• EXERCISE TASK: Copy every row below word for word, leaving out the pictures.

• INFORMATION SHOWN:
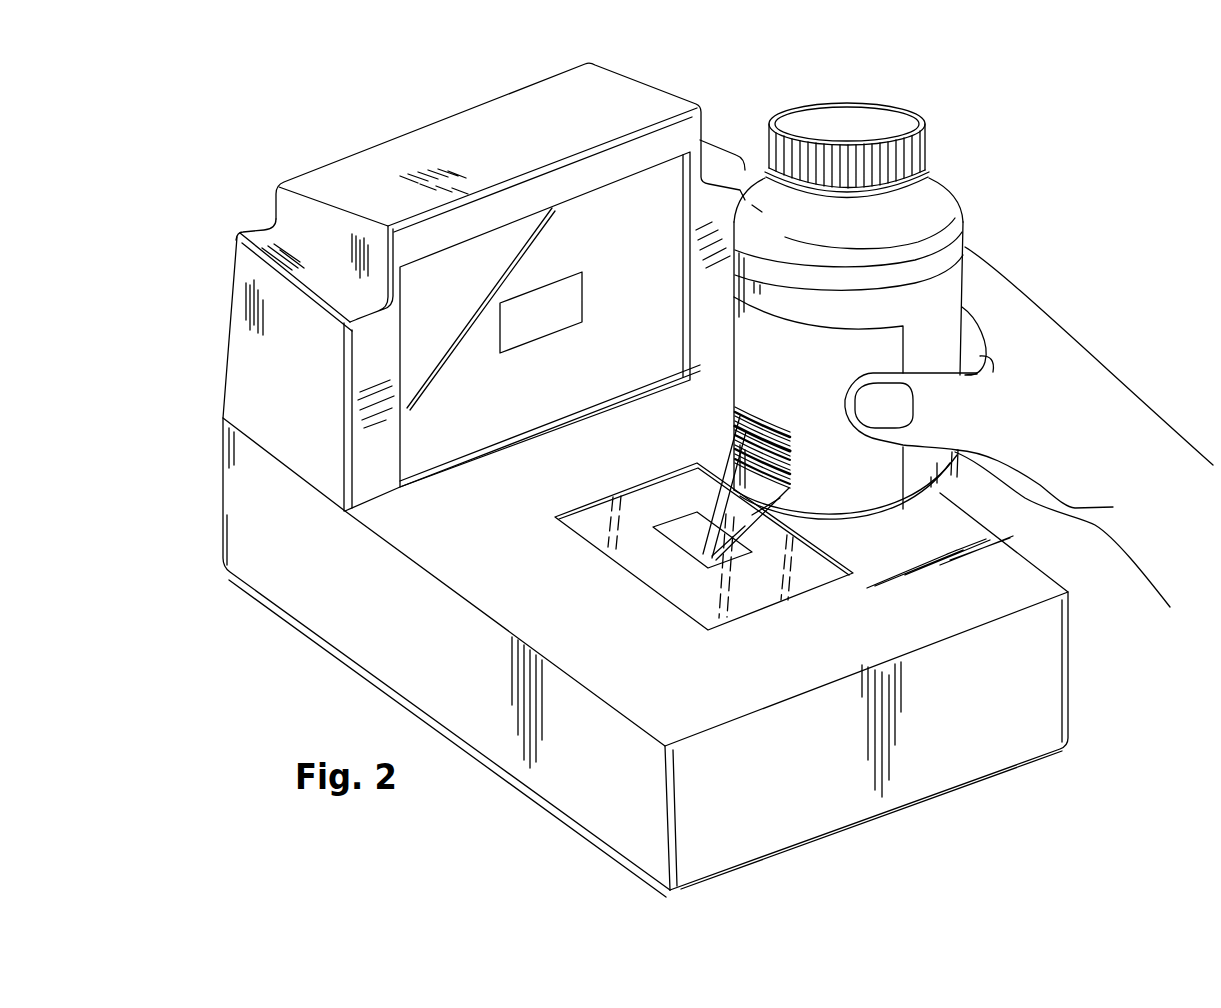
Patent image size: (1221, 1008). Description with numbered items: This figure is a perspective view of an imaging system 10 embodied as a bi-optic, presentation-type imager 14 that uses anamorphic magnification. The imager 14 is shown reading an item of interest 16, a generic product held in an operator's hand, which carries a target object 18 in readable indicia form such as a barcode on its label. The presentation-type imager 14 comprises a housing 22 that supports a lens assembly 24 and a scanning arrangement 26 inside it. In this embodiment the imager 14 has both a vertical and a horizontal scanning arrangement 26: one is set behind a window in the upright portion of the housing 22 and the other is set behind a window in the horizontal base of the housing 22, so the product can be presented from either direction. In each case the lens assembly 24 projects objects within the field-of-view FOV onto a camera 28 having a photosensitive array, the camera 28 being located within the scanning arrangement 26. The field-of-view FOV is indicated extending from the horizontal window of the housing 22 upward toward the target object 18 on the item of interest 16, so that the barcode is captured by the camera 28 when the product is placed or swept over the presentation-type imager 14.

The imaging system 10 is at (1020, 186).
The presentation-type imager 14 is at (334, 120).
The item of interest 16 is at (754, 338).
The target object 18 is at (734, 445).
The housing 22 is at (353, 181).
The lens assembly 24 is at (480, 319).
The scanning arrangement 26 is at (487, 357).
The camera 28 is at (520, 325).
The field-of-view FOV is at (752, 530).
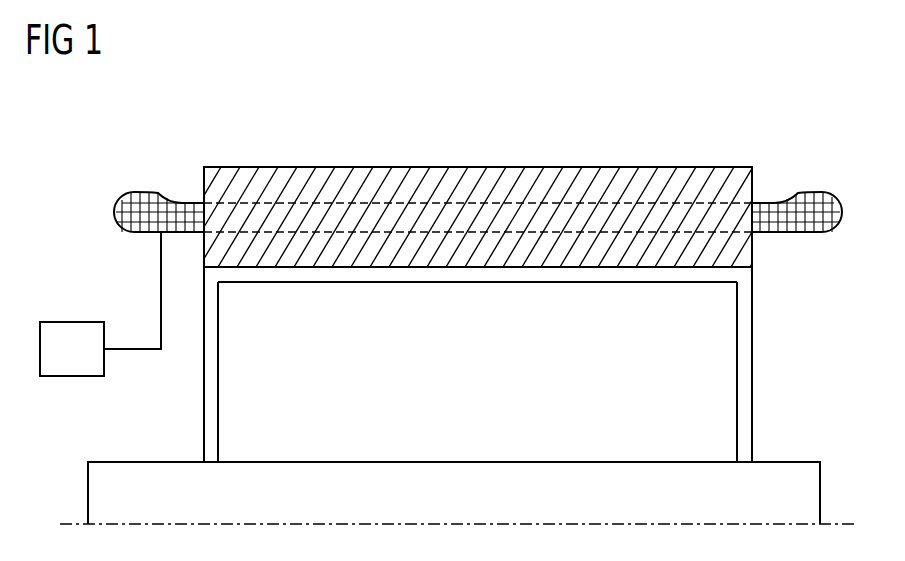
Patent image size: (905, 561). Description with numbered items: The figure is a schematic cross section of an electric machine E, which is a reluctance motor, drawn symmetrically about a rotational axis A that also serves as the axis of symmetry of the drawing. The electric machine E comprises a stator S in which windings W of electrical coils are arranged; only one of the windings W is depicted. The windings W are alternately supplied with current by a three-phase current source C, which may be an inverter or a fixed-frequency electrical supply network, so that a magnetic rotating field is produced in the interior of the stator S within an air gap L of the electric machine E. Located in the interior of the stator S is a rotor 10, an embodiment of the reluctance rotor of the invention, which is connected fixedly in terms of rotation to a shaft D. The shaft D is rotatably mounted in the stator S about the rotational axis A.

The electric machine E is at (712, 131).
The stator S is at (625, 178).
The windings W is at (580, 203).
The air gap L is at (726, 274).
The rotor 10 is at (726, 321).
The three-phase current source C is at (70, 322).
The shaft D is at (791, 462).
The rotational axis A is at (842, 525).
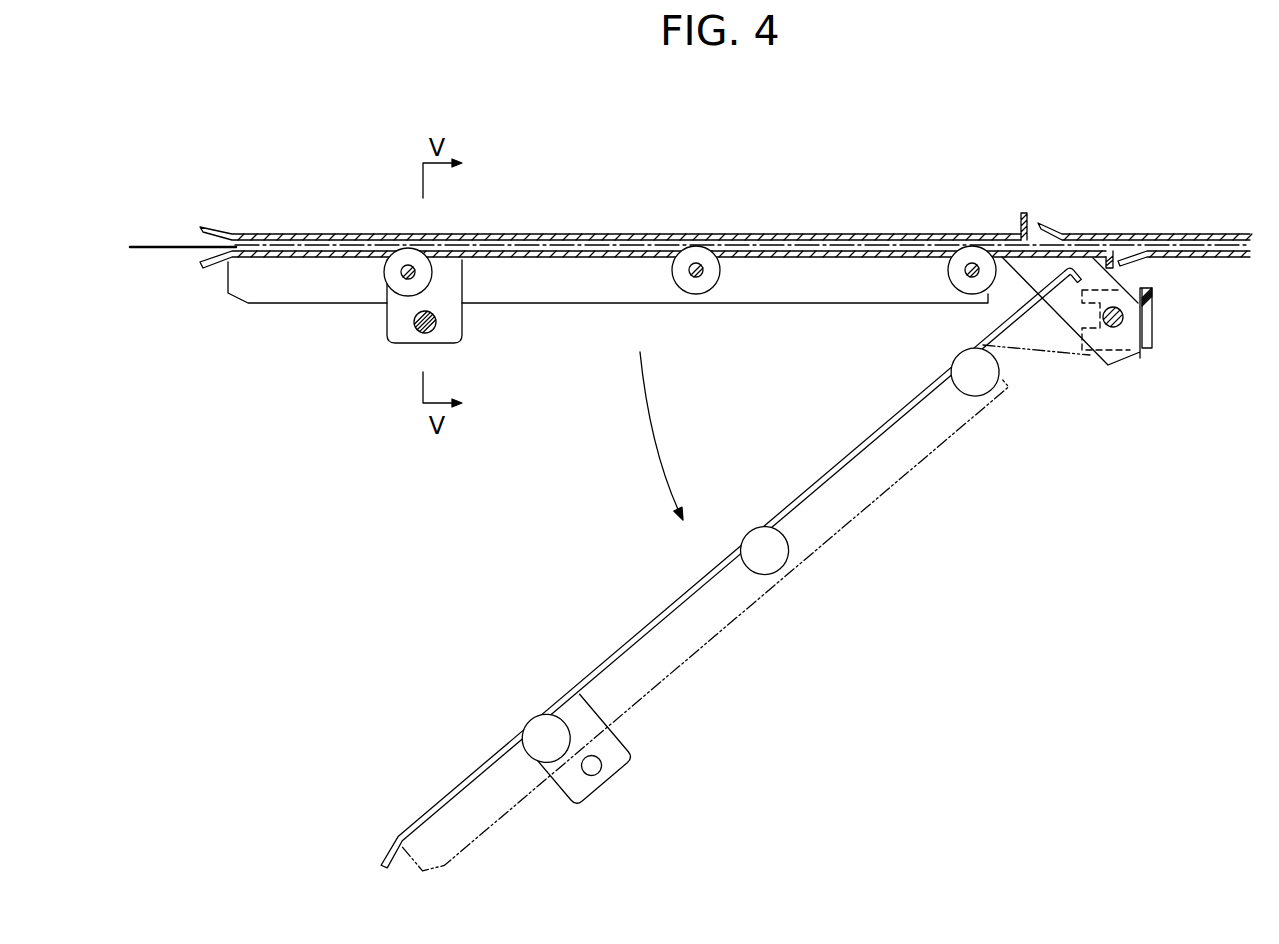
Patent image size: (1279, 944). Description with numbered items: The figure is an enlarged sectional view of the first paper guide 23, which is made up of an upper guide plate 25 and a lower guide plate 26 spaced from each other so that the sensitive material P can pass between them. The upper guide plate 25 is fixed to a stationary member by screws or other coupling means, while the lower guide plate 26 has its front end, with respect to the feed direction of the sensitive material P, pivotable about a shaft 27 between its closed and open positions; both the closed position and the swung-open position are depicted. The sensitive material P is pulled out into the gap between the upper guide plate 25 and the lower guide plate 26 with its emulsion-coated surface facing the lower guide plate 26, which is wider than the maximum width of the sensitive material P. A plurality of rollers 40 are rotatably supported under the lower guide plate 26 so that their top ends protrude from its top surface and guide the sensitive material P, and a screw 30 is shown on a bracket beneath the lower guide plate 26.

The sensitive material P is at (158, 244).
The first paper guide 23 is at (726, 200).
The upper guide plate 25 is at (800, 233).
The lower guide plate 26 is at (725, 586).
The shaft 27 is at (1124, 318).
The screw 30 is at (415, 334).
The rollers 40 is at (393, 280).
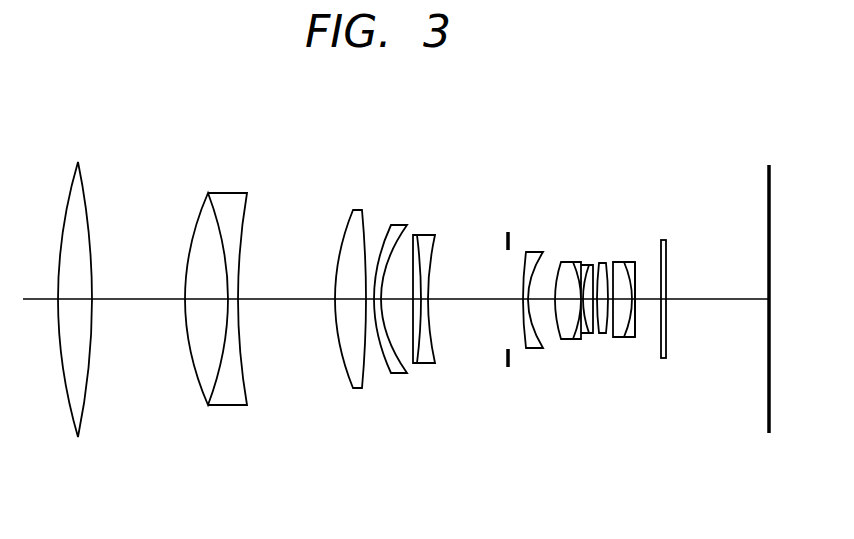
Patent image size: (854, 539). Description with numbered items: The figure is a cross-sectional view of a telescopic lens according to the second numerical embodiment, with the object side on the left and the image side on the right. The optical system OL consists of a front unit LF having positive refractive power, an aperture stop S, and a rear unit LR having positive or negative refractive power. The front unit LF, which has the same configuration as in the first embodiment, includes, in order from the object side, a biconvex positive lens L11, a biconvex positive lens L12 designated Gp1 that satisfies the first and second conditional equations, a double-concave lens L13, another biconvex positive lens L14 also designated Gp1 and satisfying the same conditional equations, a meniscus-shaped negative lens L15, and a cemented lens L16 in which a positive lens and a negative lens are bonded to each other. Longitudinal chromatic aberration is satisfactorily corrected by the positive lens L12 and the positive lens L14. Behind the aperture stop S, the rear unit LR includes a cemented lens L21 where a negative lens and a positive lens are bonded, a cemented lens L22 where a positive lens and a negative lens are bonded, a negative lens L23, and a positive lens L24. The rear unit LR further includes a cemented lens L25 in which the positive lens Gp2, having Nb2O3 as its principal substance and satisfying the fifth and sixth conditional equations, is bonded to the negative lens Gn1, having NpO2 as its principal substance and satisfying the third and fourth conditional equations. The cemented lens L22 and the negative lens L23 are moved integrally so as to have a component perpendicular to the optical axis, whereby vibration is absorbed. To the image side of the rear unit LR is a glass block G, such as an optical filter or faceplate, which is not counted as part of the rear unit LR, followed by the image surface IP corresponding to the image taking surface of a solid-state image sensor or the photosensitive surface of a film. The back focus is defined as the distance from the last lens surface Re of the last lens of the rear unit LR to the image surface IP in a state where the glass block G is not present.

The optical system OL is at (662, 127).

• EXERCISE SOLUTION:
Patent image size: (1221, 1008). Description with numbered items: This figure is a perspective view of an imaging system 10 embodied as a bi-optic, presentation-type imager 14 that uses anamorphic magnification. The imager 14 is shown reading an item of interest 16, a generic product held in an operator's hand, which carries a target object 18 in readable indicia form such as a barcode on its label. The presentation-type imager 14 comprises a housing 22 that supports a lens assembly 24 and a scanning arrangement 26 inside it. In this embodiment the imager 14 has both a vertical and a horizontal scanning arrangement 26: one is set behind a window in the upright portion of the housing 22 and the other is set behind a window in the horizontal base of the housing 22, so the product can be presented from either direction. In each case the lens assembly 24 projects objects within the field-of-view FOV onto a camera 28 having a photosensitive array, the camera 28 being located within the scanning arrangement 26. The field-of-view FOV is indicated extending from the horizontal window of the housing 22 upward toward the target object 18 on the item of interest 16, so that the barcode is captured by the camera 28 when the product is placed or swept over the presentation-type imager 14.

The imaging system 10 is at (1020, 186).
The presentation-type imager 14 is at (334, 120).
The item of interest 16 is at (754, 338).
The target object 18 is at (734, 445).
The housing 22 is at (353, 181).
The lens assembly 24 is at (480, 319).
The scanning arrangement 26 is at (487, 357).
The camera 28 is at (520, 325).
The field-of-view FOV is at (752, 530).
Patent image size: (905, 561). Description with numbered items: The figure is a schematic cross section of an electric machine E, which is a reluctance motor, drawn symmetrically about a rotational axis A that also serves as the axis of symmetry of the drawing. The electric machine E comprises a stator S in which windings W of electrical coils are arranged; only one of the windings W is depicted. The windings W are alternately supplied with current by a three-phase current source C, which may be an inverter or a fixed-frequency electrical supply network, so that a magnetic rotating field is produced in the interior of the stator S within an air gap L of the electric machine E. Located in the interior of the stator S is a rotor 10, an embodiment of the reluctance rotor of the invention, which is connected fixedly in terms of rotation to a shaft D. The shaft D is rotatably mounted in the stator S about the rotational axis A.

The electric machine E is at (712, 131).
The stator S is at (625, 178).
The windings W is at (580, 203).
The air gap L is at (726, 274).
The rotor 10 is at (726, 321).
The three-phase current source C is at (70, 322).
The shaft D is at (791, 462).
The rotational axis A is at (842, 525).
Patent image size: (1279, 944). Description with numbered items: The figure is an enlarged sectional view of the first paper guide 23, which is made up of an upper guide plate 25 and a lower guide plate 26 spaced from each other so that the sensitive material P can pass between them. The upper guide plate 25 is fixed to a stationary member by screws or other coupling means, while the lower guide plate 26 has its front end, with respect to the feed direction of the sensitive material P, pivotable about a shaft 27 between its closed and open positions; both the closed position and the swung-open position are depicted. The sensitive material P is pulled out into the gap between the upper guide plate 25 and the lower guide plate 26 with its emulsion-coated surface facing the lower guide plate 26, which is wider than the maximum width of the sensitive material P. A plurality of rollers 40 are rotatably supported under the lower guide plate 26 so that their top ends protrude from its top surface and guide the sensitive material P, and a screw 30 is shown on a bracket beneath the lower guide plate 26.

The sensitive material P is at (158, 244).
The first paper guide 23 is at (726, 200).
The upper guide plate 25 is at (800, 233).
The lower guide plate 26 is at (725, 586).
The shaft 27 is at (1124, 318).
The screw 30 is at (415, 334).
The rollers 40 is at (393, 280).
Patent image size: (854, 539). Description with numbered items: The figure is a cross-sectional view of a telescopic lens according to the second numerical embodiment, with the object side on the left and the image side on the right. The optical system OL consists of a front unit LF having positive refractive power, an aperture stop S, and a rear unit LR having positive or negative refractive power. The front unit LF, which has the same configuration as in the first embodiment, includes, in order from the object side, a biconvex positive lens L11, a biconvex positive lens L12 designated Gp1 that satisfies the first and second conditional equations, a double-concave lens L13, another biconvex positive lens L14 also designated Gp1 and satisfying the same conditional equations, a meniscus-shaped negative lens L15, and a cemented lens L16 in which a positive lens and a negative lens are bonded to each other. Longitudinal chromatic aberration is satisfactorily corrected by the positive lens L12 and the positive lens L14. Behind the aperture stop S, the rear unit LR includes a cemented lens L21 where a negative lens and a positive lens are bonded, a cemented lens L22 where a positive lens and a negative lens are bonded, a negative lens L23, and a positive lens L24. The rear unit LR further includes a cemented lens L25 in which the positive lens Gp2, having Nb2O3 as its principal substance and satisfying the fifth and sixth conditional equations, is bonded to the negative lens Gn1, having NpO2 as its principal substance and satisfying the third and fourth conditional equations. The cemented lens L22 and the negative lens L23 are moved integrally so as to have a component perpendicular to the optical axis, whereby vibration is absorbed. To the image side of the rear unit LR is a glass block G, such as an optical filter or faceplate, which is not counted as part of the rear unit LR, followed by the image surface IP corresponding to the image taking surface of a solid-state image sensor or the photosensitive surface of a film. The back focus is defined as the distance from the last lens surface Re of the last lens of the rear unit LR to the image surface IP in a state where the glass block G is not present.

The optical system OL is at (662, 127).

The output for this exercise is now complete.